**Material to process**
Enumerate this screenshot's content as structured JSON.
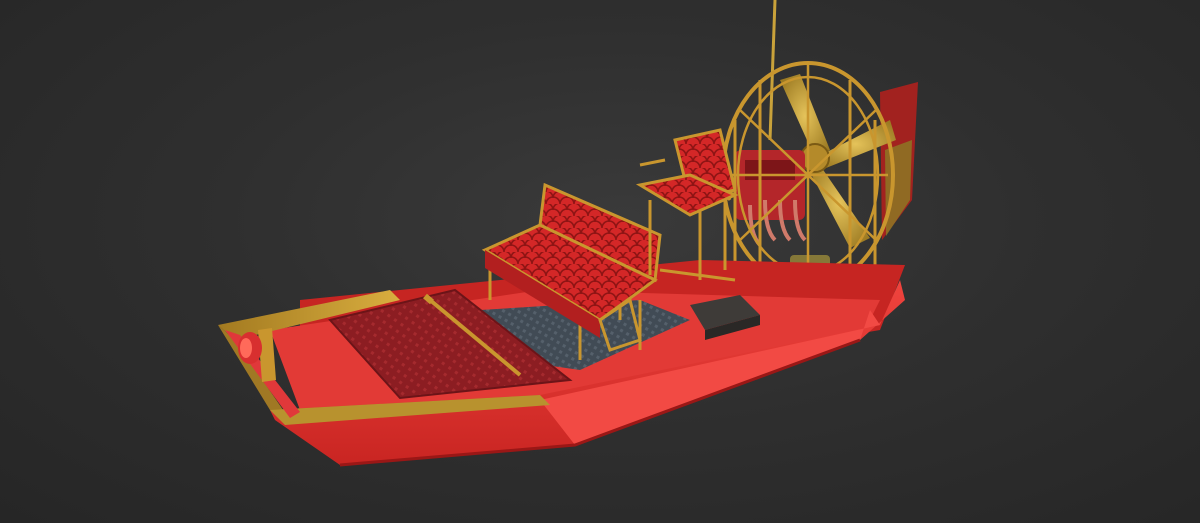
{
  "viewer": {
    "background_color": "#2f2f2f",
    "subject": "airboat-3d-model"
  },
  "colors": {
    "hull_red": "#e8322f",
    "hull_dark_red": "#b81f1d",
    "deck_plate": "#8f1d22",
    "gold_trim": "#b8922e",
    "seat_red": "#d92a2a",
    "propeller_gold": "#c9a23a",
    "floor_blue_grey": "#4a5560"
  },
  "icons": [
    "seat-icon",
    "propeller-icon",
    "cage-icon",
    "engine-icon",
    "spotlight-icon",
    "antenna-icon"
  ]
}
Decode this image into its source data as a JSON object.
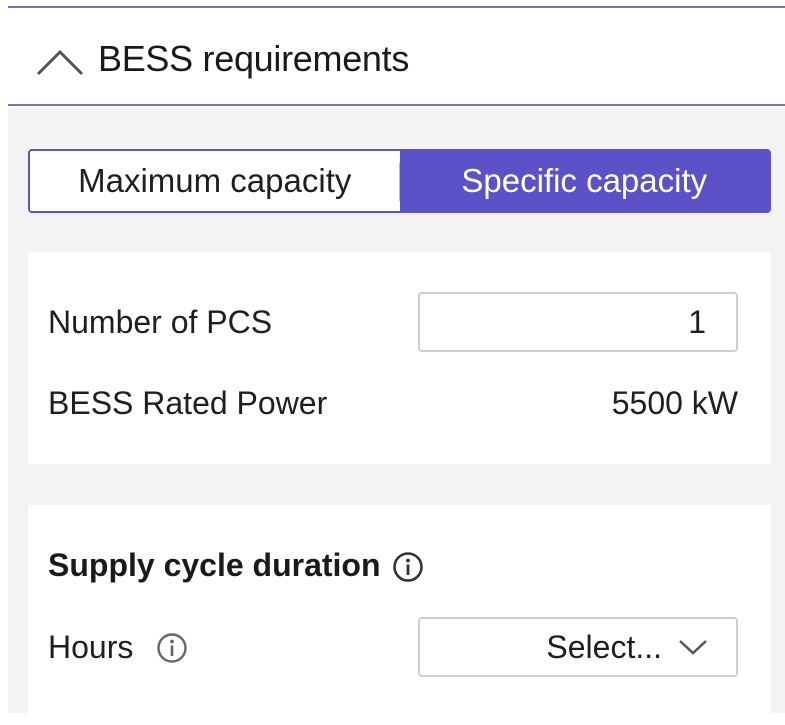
{
  "section": {
    "title": "BESS requirements"
  },
  "capacity_toggle": {
    "options": [
      {
        "label": "Maximum capacity",
        "selected": false
      },
      {
        "label": "Specific capacity",
        "selected": true
      }
    ]
  },
  "pcs_card": {
    "number_of_pcs_label": "Number of PCS",
    "number_of_pcs_value": "1",
    "rated_power_label": "BESS Rated Power",
    "rated_power_value": "5500 kW"
  },
  "supply_cycle": {
    "title": "Supply cycle duration",
    "hours_label": "Hours",
    "hours_select": "Select..."
  },
  "colors": {
    "accent": "#5b52c7",
    "divider": "#7a74b8",
    "background": "#f3f3f3"
  },
  "icons": [
    "chevron-up-icon",
    "info-icon",
    "chevron-down-icon"
  ]
}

**Problem to solve**
Excluding the pictures, reproduce every entry exactly as given.

**Exercise result**
Enumerate this screenshot's content as structured JSON.
{
  "viewer": {
    "background_color": "#2f2f2f",
    "subject": "airboat-3d-model"
  },
  "colors": {
    "hull_red": "#e8322f",
    "hull_dark_red": "#b81f1d",
    "deck_plate": "#8f1d22",
    "gold_trim": "#b8922e",
    "seat_red": "#d92a2a",
    "propeller_gold": "#c9a23a",
    "floor_blue_grey": "#4a5560"
  },
  "icons": [
    "seat-icon",
    "propeller-icon",
    "cage-icon",
    "engine-icon",
    "spotlight-icon",
    "antenna-icon"
  ]
}
Decode this image into its source data as a JSON object.
{
  "section": {
    "title": "BESS requirements"
  },
  "capacity_toggle": {
    "options": [
      {
        "label": "Maximum capacity",
        "selected": false
      },
      {
        "label": "Specific capacity",
        "selected": true
      }
    ]
  },
  "pcs_card": {
    "number_of_pcs_label": "Number of PCS",
    "number_of_pcs_value": "1",
    "rated_power_label": "BESS Rated Power",
    "rated_power_value": "5500 kW"
  },
  "supply_cycle": {
    "title": "Supply cycle duration",
    "hours_label": "Hours",
    "hours_select": "Select..."
  },
  "colors": {
    "accent": "#5b52c7",
    "divider": "#7a74b8",
    "background": "#f3f3f3"
  },
  "icons": [
    "chevron-up-icon",
    "info-icon",
    "chevron-down-icon"
  ]
}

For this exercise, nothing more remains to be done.